Investors have to take into account how a resurgence of cases can impact their investments, but also such things as surging inflation, the potential for increasing interest rates and now a supply chain crisis.
Some big American retailers have seen their stocks take a nosedive recently due to lost revenue as a result of missed or late shipments and slower growth compared to last year’s incredible recovery. And while this can be a concern, it’s important to keep in perspective how negative the developments are.
When a stock market correction materializes it will pay to keep a long-term mindset
When a stock or even the entire market is selling off, naturally, the first thing to do is figure out why. However, once you’ve figured that out, the next thing to do is determine whether that’s a major impact to the business being affected that could change its long-term trajectory or whether it’s just a short-term issue.
When stocks react in a significant way to issues that are likely to only be present for a quarter or two, it can be an excellent buying opportunity for investors.
That doesn’t mean it will always be the case, but often stocks are oversold on news that will have little impact on the company’s long-term potential.
So, whenever a stock sells off, before you decide to do anything, it’s crucial to figure out what kind of long-term impact the stock will face. And if it seems like the selloff in the short term is overblown compared to how badly the stock will be impacted over the long term, then this could be an excellent opportunity to buy.
A high-quality Canadian stock to buy today
One top Canadian stock that’s been selling off over the last week, even before the widespread stock market correction began, was Alimentation Couche-Tard (TSX:ATD.B).
Couche-Tard reported earnings for its second quarter of fiscal 2022 earlier this week, and the stock sold off quite significantly as a result. The market didn’t like that Couche-Tard saw slower same-store sales as well as the fact that its operating expenses had been rising due to inflation.

## EXCERPTED RECORDS
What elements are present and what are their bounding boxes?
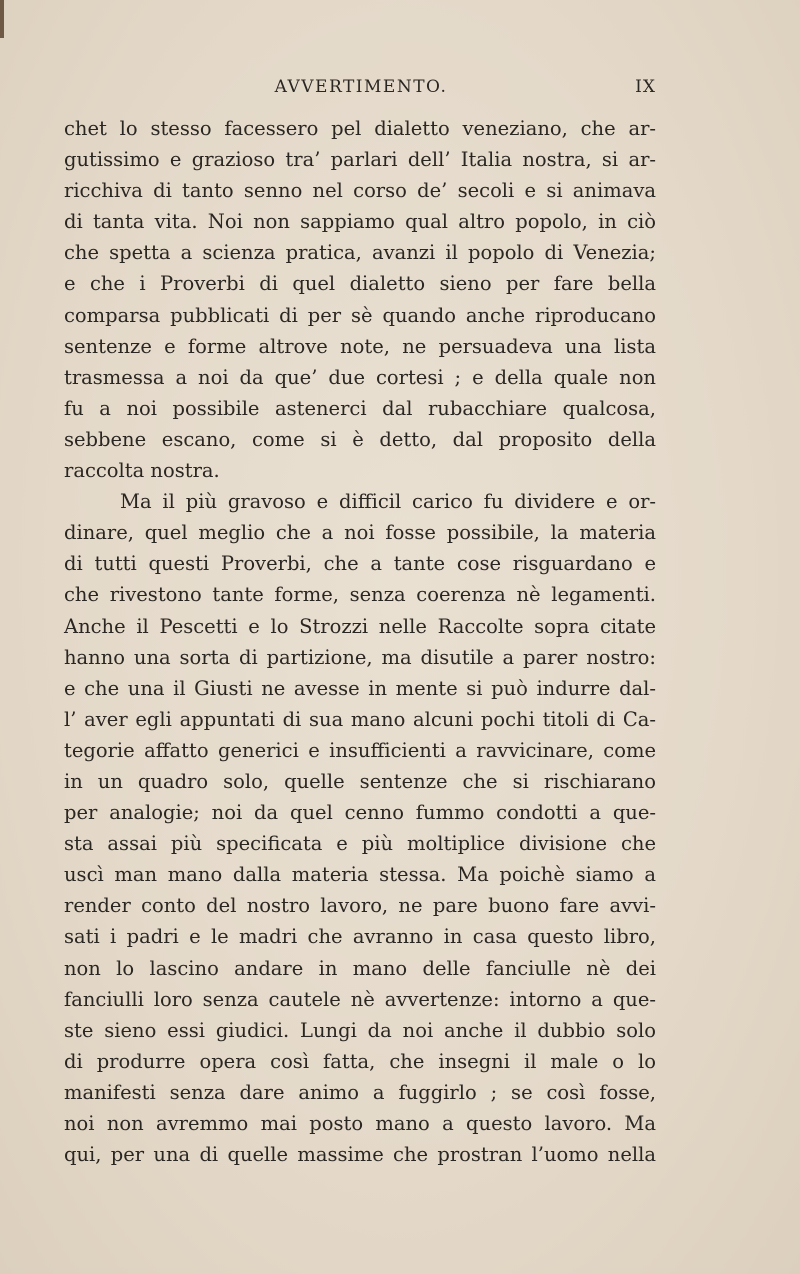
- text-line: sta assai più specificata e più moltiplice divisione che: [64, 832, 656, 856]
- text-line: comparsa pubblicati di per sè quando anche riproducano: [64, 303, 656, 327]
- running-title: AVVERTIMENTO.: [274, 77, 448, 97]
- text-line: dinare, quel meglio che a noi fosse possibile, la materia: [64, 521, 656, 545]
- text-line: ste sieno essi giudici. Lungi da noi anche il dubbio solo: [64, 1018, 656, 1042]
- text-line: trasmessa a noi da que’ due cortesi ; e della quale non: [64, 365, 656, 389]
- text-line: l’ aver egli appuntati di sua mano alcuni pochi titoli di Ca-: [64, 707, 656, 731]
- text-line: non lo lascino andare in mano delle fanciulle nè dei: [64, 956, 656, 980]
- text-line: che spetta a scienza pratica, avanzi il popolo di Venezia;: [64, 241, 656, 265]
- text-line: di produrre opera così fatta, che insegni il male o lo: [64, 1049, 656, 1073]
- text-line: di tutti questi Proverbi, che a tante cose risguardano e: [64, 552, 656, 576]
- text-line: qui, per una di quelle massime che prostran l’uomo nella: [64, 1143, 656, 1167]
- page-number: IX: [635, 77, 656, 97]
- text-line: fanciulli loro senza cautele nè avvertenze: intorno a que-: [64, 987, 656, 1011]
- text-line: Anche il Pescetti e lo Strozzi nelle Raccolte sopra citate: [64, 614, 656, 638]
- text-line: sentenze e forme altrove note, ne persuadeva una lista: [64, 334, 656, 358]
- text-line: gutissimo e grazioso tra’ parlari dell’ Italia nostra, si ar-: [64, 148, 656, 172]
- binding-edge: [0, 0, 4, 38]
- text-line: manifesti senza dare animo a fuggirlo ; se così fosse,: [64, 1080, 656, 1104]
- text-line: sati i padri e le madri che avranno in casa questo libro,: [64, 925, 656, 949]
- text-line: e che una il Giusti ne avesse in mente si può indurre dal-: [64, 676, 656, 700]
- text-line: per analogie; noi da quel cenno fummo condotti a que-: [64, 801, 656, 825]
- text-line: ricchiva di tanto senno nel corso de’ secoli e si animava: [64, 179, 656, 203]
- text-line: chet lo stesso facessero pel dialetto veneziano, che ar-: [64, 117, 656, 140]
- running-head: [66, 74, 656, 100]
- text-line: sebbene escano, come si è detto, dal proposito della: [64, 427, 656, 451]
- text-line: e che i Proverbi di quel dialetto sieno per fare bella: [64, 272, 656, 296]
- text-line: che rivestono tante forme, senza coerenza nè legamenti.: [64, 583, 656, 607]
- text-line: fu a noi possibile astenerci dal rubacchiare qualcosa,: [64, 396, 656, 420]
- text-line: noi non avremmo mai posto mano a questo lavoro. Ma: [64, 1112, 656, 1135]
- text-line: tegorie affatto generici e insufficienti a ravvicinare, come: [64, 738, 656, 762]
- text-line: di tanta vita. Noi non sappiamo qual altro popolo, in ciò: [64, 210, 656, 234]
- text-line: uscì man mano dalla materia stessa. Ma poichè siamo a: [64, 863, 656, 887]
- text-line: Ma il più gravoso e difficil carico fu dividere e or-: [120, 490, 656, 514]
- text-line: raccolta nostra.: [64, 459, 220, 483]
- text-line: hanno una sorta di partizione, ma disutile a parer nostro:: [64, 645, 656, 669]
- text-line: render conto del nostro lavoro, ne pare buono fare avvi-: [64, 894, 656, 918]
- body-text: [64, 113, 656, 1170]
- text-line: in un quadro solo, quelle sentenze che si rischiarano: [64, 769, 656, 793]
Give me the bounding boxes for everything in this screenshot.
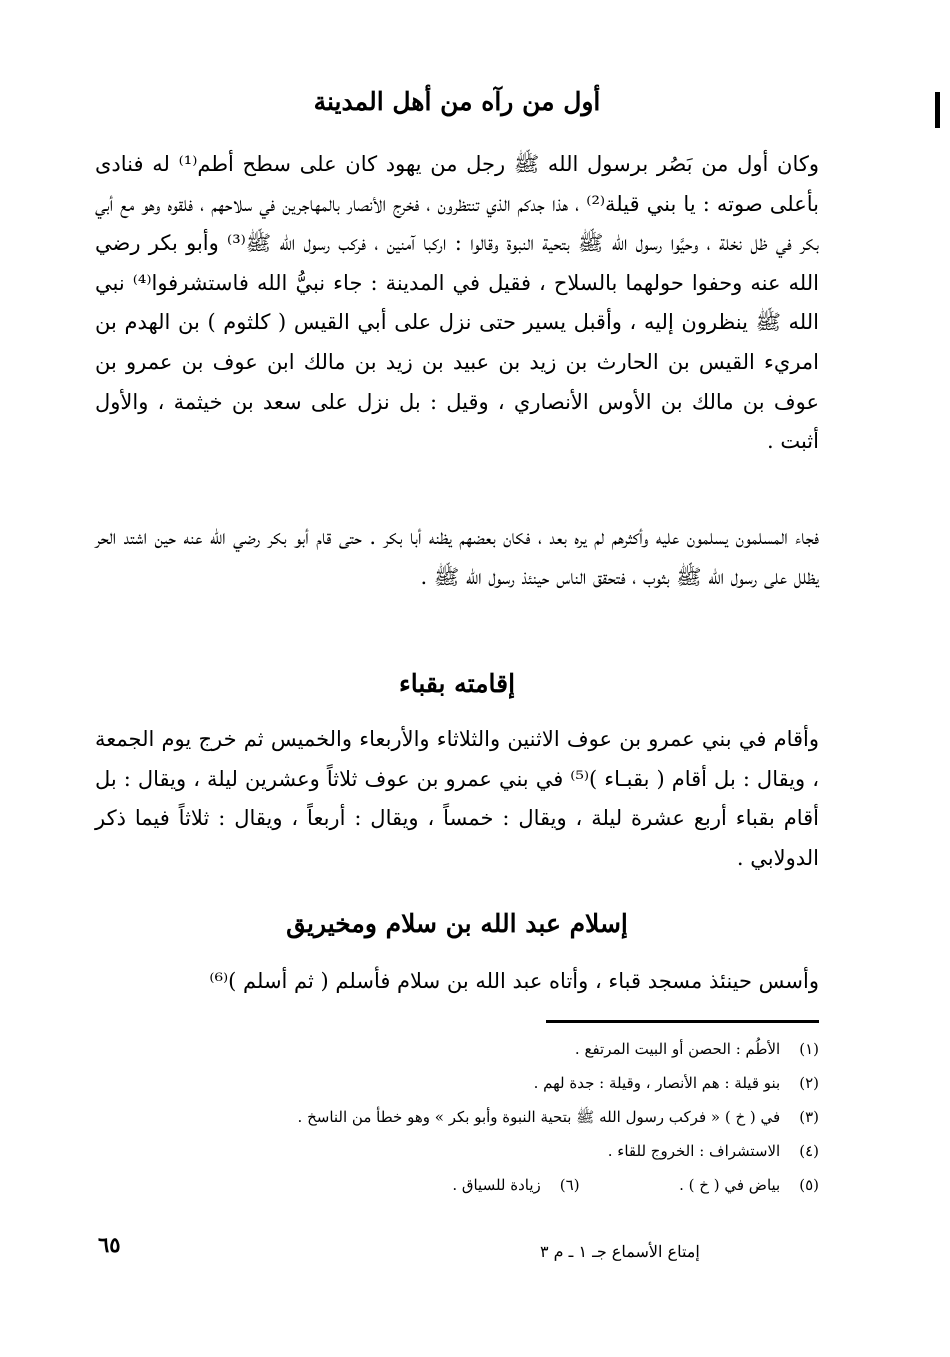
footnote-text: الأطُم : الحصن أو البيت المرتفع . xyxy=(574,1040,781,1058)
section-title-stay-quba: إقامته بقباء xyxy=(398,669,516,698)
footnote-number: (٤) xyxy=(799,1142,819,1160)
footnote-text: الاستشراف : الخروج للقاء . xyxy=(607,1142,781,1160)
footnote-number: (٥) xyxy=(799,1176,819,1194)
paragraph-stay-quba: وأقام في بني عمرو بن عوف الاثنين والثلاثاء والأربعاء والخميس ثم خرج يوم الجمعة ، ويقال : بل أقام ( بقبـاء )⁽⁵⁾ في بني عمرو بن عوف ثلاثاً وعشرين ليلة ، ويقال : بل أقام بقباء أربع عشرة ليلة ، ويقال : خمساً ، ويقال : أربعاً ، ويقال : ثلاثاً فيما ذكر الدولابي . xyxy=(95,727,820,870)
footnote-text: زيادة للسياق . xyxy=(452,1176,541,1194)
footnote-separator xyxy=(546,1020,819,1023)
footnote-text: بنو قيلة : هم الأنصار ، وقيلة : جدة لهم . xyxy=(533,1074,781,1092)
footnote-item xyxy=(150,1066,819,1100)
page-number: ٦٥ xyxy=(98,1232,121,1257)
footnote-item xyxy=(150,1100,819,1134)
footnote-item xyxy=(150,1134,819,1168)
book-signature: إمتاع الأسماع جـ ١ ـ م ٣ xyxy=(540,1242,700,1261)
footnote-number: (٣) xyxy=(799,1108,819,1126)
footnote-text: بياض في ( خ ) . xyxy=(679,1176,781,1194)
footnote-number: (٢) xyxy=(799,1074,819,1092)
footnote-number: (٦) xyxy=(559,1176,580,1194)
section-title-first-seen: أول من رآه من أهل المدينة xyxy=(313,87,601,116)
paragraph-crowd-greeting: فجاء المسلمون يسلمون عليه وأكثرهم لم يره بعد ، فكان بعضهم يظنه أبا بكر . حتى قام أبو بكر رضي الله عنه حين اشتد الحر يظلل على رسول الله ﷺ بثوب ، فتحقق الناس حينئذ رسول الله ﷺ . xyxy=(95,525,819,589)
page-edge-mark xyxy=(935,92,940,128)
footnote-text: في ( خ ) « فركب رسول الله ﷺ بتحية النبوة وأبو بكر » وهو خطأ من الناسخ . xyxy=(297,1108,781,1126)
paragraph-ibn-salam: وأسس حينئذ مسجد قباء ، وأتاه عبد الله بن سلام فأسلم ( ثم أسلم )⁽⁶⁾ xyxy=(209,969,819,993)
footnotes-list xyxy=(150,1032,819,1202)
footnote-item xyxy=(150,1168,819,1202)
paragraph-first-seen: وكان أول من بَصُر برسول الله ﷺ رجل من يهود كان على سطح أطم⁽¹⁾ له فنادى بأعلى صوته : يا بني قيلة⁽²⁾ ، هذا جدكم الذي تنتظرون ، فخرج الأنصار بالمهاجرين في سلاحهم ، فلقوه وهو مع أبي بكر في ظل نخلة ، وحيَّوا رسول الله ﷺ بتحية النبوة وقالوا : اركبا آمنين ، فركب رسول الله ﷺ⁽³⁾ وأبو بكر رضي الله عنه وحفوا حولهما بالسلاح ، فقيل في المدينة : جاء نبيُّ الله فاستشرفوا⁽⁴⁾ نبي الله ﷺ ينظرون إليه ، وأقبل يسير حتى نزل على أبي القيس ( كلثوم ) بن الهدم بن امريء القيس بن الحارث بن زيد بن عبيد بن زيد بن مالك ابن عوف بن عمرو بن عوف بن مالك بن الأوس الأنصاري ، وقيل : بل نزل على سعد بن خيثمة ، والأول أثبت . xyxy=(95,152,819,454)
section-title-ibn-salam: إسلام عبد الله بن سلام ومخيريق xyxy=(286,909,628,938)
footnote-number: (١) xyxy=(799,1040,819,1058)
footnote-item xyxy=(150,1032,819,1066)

## TASK INSTRUCTIONS
• 1. Answer these from the stock market piece:
(a) According to the piece, what caused some big American retailers' stocks to take a nosedive?
(b) Which Canadian stock does the piece say was selling off over the last week?
(c) What two things about that company's second-quarter results did the market not like?
• 2. Carry on the piece about stock selloffs and the market correction, starting right after its last sentence.
The items have nothing to do with the text.

## ANSWERS PER TASK
• 1.
(a) Lost revenue from missed or late shipments, and slower growth compared to last year's incredible recovery.
(b) Alimentation Couche-Tard (TSX:ATD.B).
(c) Couche-Tard saw slower same-store sales, and its operating expenses had been rising due to inflation.

• 2.
However, while these issues are important, they likely will not impact Couche-Tard for very long. The company operates in an extremely defensive industry and should be able to pass higher costs along to its consumers through higher margins for fuel as well as the defensive goods it sells.
So, while the stock has sold off significantly and is now roughly 10% off its high, this is an excellent opportunity for investors to buy this incredible growth stock at a discount.
One of Warren Buffett’s best quotes, in my opinion, says, “Time is the friend of the wonderful company and the enemy of the mediocre.” What this means is that you can be confident buying wonderful businesses like Couche-Tard, because eventually, if you buy it cheap, with time, the wonderful business will be able to recover.
However, a mediocre business that’s struggling for profitability is not a good long-term investment. This is because over time, it will likely continue to struggle and only continue to lose investors’ money.
As you can see above, we already saw Couche-Tard fall out of favour earlier this year, creating an excellent buying opportunity for investors. So, with the stock down significantly again and the potential for it to fall further in the short run during this stock market correction, it’s one of the top investments you can make today.
Over the last 10 years, the stock has earned investors a total return of over 930%, showing what an excellent, long-term business it has and why it’s one of the best stocks to buy while it’s trading at a significant discount.